Below are some records; return each one exactly.

* start *

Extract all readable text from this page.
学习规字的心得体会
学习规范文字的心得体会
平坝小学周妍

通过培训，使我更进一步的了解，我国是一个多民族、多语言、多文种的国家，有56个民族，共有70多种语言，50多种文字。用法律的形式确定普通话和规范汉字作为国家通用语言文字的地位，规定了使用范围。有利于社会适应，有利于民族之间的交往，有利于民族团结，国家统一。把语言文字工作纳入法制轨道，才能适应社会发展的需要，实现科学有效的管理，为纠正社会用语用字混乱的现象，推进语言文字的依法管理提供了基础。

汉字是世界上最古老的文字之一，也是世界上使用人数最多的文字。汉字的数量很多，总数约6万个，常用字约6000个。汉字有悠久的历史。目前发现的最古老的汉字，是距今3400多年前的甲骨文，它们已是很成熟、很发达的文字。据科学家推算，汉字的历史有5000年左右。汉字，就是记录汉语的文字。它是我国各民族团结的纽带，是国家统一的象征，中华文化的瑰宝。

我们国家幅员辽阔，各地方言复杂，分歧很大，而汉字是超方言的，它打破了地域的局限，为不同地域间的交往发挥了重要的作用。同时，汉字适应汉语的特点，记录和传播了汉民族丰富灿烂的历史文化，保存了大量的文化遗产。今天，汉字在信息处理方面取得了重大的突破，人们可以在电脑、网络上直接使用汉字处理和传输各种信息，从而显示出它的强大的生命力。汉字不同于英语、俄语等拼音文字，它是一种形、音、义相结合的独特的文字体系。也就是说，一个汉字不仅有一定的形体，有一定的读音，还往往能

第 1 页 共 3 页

* end *

> Result:
Extract all readable text from this page.
学习规字的心得体会
学习规范文字的心得体会
平坝小学周妍

通过培训，使我更进一步的了解，我国是一个多民族、多语言、多文种的国家，有56个民族，共有70多种语言，50多种文字。用法律的形式确定普通话和规范汉字作为国家通用语言文字的地位，规定了使用范围。有利于社会适应，有利于民族之间的交往，有利于民族团结，国家统一。把语言文字工作纳入法制轨道，才能适应社会发展的需要，实现科学有效的管理，为纠正社会用语用字混乱的现象，推进语言文字的依法管理提供了基础。

汉字是世界上最古老的文字之一，也是世界上使用人数最多的文字。汉字的数量很多，总数约6万个，常用字约6000个。汉字有悠久的历史。目前发现的最古老的汉字，是距今3400多年前的甲骨文，它们已是很成熟、很发达的文字。据科学家推算，汉字的历史有5000年左右。汉字，就是记录汉语的文字。它是我国各民族团结的纽带，是国家统一的象征，中华文化的瑰宝。

我们国家幅员辽阔，各地方言复杂，分歧很大，而汉字是超方言的，它打破了地域的局限，为不同地域间的交往发挥了重要的作用。同时，汉字适应汉语的特点，记录和传播了汉民族丰富灿烂的历史文化，保存了大量的文化遗产。今天，汉字在信息处理方面取得了重大的突破，人们可以在电脑、网络上直接使用汉字处理和传输各种信息，从而显示出它的强大的生命力。汉字不同于英语、俄语等拼音文字，它是一种形、音、义相结合的独特的文字体系。也就是说，一个汉字不仅有一定的形体，有一定的读音，还往往能

第 1 页 共 3 页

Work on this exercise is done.